• **EXERCISE DIRECTIONS**
All entries are to be quoted exactly; the images stay out of the copy.

(Collection entries)

____________________

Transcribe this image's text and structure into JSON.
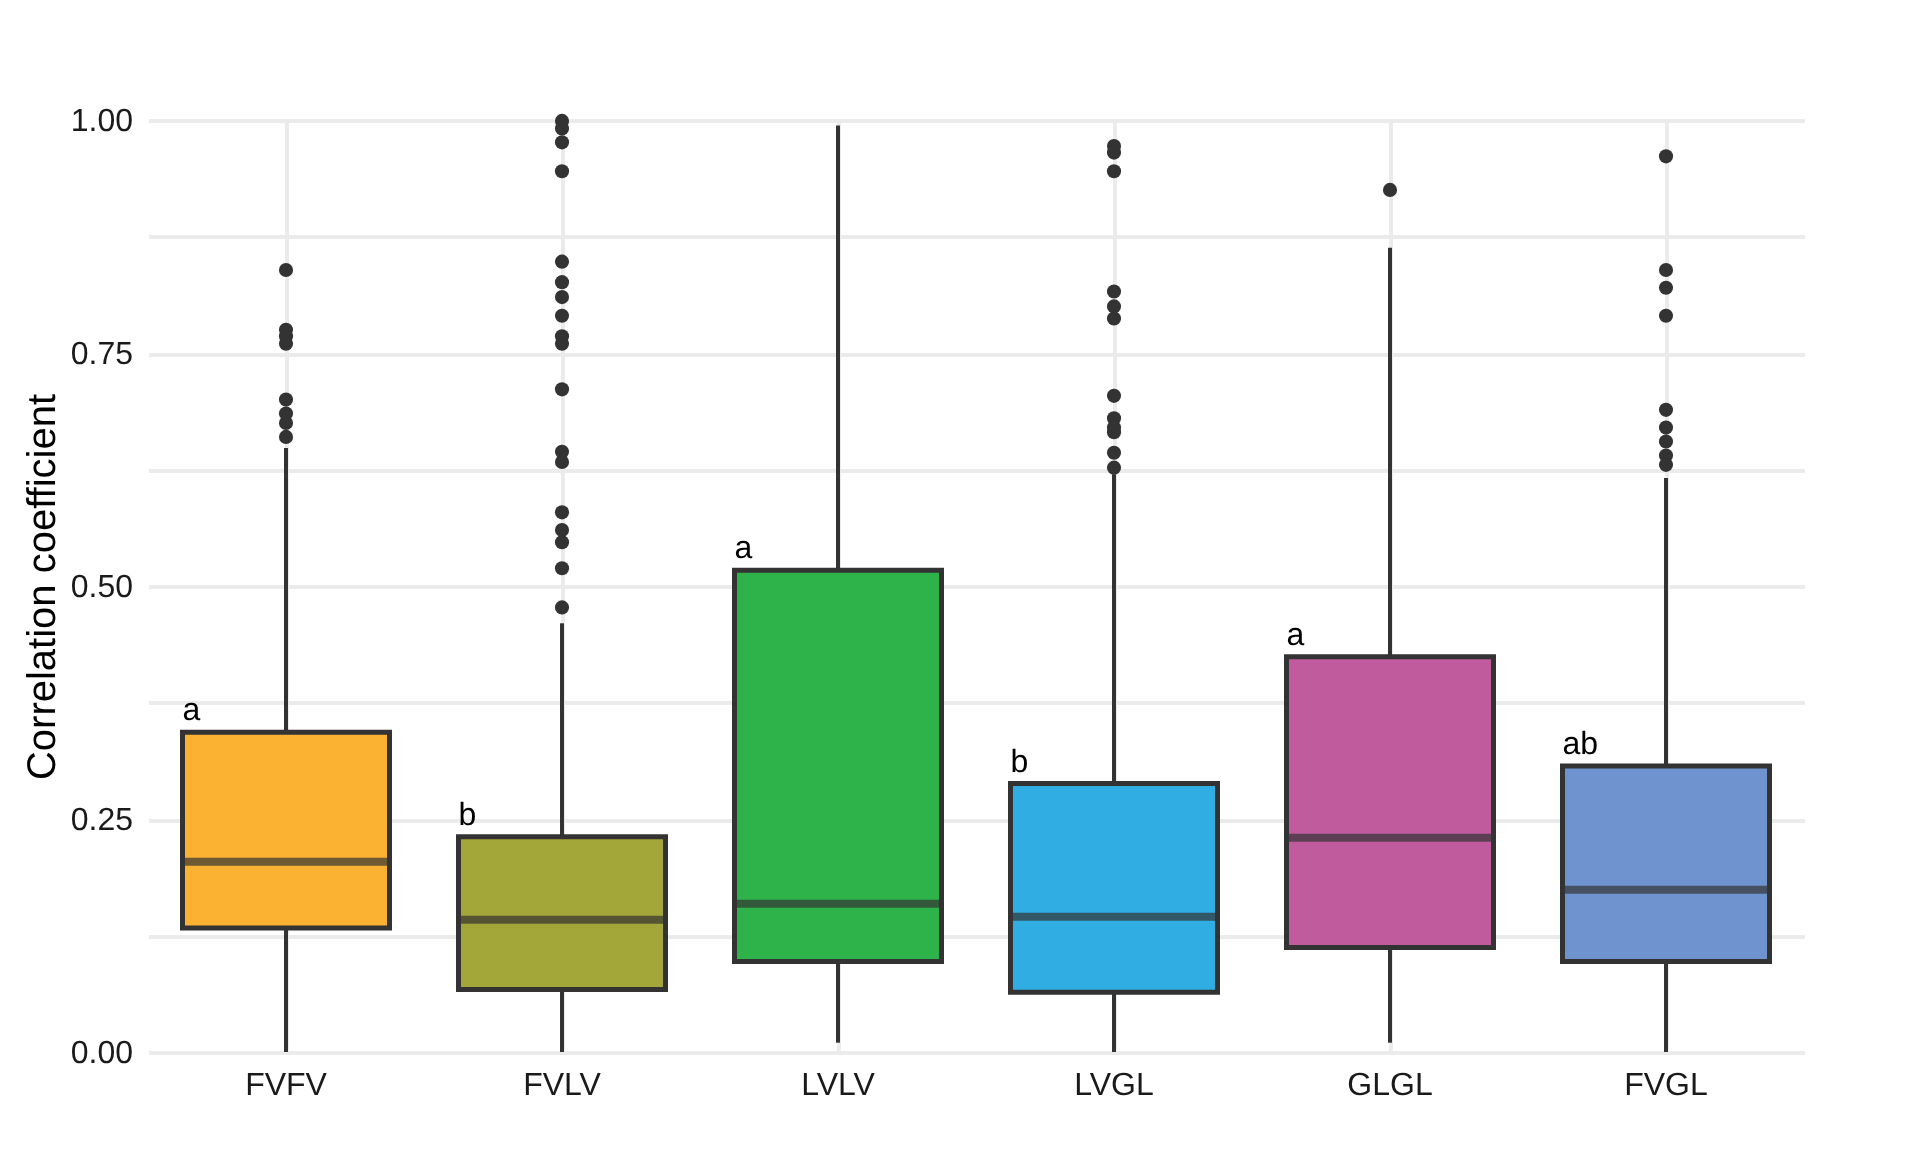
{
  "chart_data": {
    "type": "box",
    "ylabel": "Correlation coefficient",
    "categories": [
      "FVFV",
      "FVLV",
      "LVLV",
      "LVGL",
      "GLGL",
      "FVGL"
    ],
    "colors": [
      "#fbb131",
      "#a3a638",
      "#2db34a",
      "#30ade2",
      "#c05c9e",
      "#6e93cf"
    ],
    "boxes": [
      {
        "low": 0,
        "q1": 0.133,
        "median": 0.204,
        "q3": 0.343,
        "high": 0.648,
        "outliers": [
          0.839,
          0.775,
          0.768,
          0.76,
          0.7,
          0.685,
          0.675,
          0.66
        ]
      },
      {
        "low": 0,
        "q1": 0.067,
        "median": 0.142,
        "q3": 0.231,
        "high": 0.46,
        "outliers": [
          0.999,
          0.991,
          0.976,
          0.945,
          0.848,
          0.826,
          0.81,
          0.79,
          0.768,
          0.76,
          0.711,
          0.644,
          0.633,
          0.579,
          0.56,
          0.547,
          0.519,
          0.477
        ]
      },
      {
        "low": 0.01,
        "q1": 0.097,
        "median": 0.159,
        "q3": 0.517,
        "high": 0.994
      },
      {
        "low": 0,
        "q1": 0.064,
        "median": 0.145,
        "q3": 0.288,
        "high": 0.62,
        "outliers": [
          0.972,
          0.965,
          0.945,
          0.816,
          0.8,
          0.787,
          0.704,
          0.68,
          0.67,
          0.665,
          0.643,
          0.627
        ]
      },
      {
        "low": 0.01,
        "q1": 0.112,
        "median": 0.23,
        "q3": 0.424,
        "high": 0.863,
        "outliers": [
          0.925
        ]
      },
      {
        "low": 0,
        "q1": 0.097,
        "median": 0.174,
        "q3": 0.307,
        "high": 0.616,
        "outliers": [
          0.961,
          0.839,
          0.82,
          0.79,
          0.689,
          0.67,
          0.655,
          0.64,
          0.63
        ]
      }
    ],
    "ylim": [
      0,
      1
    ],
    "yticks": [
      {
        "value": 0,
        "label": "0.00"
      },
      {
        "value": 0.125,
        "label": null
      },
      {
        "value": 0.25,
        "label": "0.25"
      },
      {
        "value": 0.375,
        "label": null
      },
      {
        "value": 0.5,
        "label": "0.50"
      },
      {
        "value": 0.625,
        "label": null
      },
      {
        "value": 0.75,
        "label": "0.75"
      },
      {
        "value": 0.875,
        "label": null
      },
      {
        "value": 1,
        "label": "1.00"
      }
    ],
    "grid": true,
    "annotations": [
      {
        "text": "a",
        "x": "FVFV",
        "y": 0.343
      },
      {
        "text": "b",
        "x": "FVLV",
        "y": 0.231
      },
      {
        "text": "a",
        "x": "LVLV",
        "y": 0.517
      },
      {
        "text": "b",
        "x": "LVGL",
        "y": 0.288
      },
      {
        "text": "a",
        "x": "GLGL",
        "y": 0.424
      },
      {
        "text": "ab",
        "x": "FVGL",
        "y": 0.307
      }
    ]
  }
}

____________________

• **RESULT**
Transcribe this image's text and structure into JSON.
{
  "chart_data": {
    "type": "box",
    "ylabel": "Correlation coefficient",
    "categories": [
      "FVFV",
      "FVLV",
      "LVLV",
      "LVGL",
      "GLGL",
      "FVGL"
    ],
    "colors": [
      "#fbb131",
      "#a3a638",
      "#2db34a",
      "#30ade2",
      "#c05c9e",
      "#6e93cf"
    ],
    "boxes": [
      {
        "low": 0,
        "q1": 0.133,
        "median": 0.204,
        "q3": 0.343,
        "high": 0.648,
        "outliers": [
          0.839,
          0.775,
          0.768,
          0.76,
          0.7,
          0.685,
          0.675,
          0.66
        ]
      },
      {
        "low": 0,
        "q1": 0.067,
        "median": 0.142,
        "q3": 0.231,
        "high": 0.46,
        "outliers": [
          0.999,
          0.991,
          0.976,
          0.945,
          0.848,
          0.826,
          0.81,
          0.79,
          0.768,
          0.76,
          0.711,
          0.644,
          0.633,
          0.579,
          0.56,
          0.547,
          0.519,
          0.477
        ]
      },
      {
        "low": 0.01,
        "q1": 0.097,
        "median": 0.159,
        "q3": 0.517,
        "high": 0.994
      },
      {
        "low": 0,
        "q1": 0.064,
        "median": 0.145,
        "q3": 0.288,
        "high": 0.62,
        "outliers": [
          0.972,
          0.965,
          0.945,
          0.816,
          0.8,
          0.787,
          0.704,
          0.68,
          0.67,
          0.665,
          0.643,
          0.627
        ]
      },
      {
        "low": 0.01,
        "q1": 0.112,
        "median": 0.23,
        "q3": 0.424,
        "high": 0.863,
        "outliers": [
          0.925
        ]
      },
      {
        "low": 0,
        "q1": 0.097,
        "median": 0.174,
        "q3": 0.307,
        "high": 0.616,
        "outliers": [
          0.961,
          0.839,
          0.82,
          0.79,
          0.689,
          0.67,
          0.655,
          0.64,
          0.63
        ]
      }
    ],
    "ylim": [
      0,
      1
    ],
    "yticks": [
      {
        "value": 0,
        "label": "0.00"
      },
      {
        "value": 0.125,
        "label": null
      },
      {
        "value": 0.25,
        "label": "0.25"
      },
      {
        "value": 0.375,
        "label": null
      },
      {
        "value": 0.5,
        "label": "0.50"
      },
      {
        "value": 0.625,
        "label": null
      },
      {
        "value": 0.75,
        "label": "0.75"
      },
      {
        "value": 0.875,
        "label": null
      },
      {
        "value": 1,
        "label": "1.00"
      }
    ],
    "grid": true,
    "annotations": [
      {
        "text": "a",
        "x": "FVFV",
        "y": 0.343
      },
      {
        "text": "b",
        "x": "FVLV",
        "y": 0.231
      },
      {
        "text": "a",
        "x": "LVLV",
        "y": 0.517
      },
      {
        "text": "b",
        "x": "LVGL",
        "y": 0.288
      },
      {
        "text": "a",
        "x": "GLGL",
        "y": 0.424
      },
      {
        "text": "ab",
        "x": "FVGL",
        "y": 0.307
      }
    ]
  }
}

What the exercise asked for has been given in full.